#### PROBLEM REQUIREMENTS
Word for word, restate every line of the material.

■ ■ ■ ■ ■ ■ ■

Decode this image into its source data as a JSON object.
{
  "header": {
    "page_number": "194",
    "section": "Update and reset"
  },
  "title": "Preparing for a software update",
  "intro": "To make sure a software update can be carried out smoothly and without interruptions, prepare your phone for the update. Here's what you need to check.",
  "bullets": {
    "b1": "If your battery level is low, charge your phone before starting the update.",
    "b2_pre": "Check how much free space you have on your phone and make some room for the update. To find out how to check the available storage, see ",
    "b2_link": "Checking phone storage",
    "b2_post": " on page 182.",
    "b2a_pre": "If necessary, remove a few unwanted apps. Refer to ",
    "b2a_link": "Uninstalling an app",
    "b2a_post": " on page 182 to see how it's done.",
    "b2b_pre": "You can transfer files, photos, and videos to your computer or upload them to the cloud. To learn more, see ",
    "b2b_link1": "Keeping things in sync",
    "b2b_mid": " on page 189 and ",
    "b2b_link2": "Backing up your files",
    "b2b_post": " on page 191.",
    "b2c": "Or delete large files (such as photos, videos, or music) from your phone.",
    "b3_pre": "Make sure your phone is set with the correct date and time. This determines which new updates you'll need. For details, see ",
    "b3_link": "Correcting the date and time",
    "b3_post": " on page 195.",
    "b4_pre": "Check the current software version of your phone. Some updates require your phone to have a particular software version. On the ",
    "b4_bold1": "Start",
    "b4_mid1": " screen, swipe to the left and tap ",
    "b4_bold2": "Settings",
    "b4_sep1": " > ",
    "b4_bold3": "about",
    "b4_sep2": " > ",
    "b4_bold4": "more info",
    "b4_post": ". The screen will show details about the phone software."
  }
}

■ ■ ■ ■ ■ ■ ■

#### ANSWER IN FULL
Decode this image into its source data as a JSON object.
{
  "header": {
    "page_number": "194",
    "section": "Update and reset"
  },
  "title": "Preparing for a software update",
  "intro": "To make sure a software update can be carried out smoothly and without interruptions, prepare your phone for the update. Here's what you need to check.",
  "bullets": {
    "b1": "If your battery level is low, charge your phone before starting the update.",
    "b2_pre": "Check how much free space you have on your phone and make some room for the update. To find out how to check the available storage, see ",
    "b2_link": "Checking phone storage",
    "b2_post": " on page 182.",
    "b2a_pre": "If necessary, remove a few unwanted apps. Refer to ",
    "b2a_link": "Uninstalling an app",
    "b2a_post": " on page 182 to see how it's done.",
    "b2b_pre": "You can transfer files, photos, and videos to your computer or upload them to the cloud. To learn more, see ",
    "b2b_link1": "Keeping things in sync",
    "b2b_mid": " on page 189 and ",
    "b2b_link2": "Backing up your files",
    "b2b_post": " on page 191.",
    "b2c": "Or delete large files (such as photos, videos, or music) from your phone.",
    "b3_pre": "Make sure your phone is set with the correct date and time. This determines which new updates you'll need. For details, see ",
    "b3_link": "Correcting the date and time",
    "b3_post": " on page 195.",
    "b4_pre": "Check the current software version of your phone. Some updates require your phone to have a particular software version. On the ",
    "b4_bold1": "Start",
    "b4_mid1": " screen, swipe to the left and tap ",
    "b4_bold2": "Settings",
    "b4_sep1": " > ",
    "b4_bold3": "about",
    "b4_sep2": " > ",
    "b4_bold4": "more info",
    "b4_post": ". The screen will show details about the phone software."
  }
}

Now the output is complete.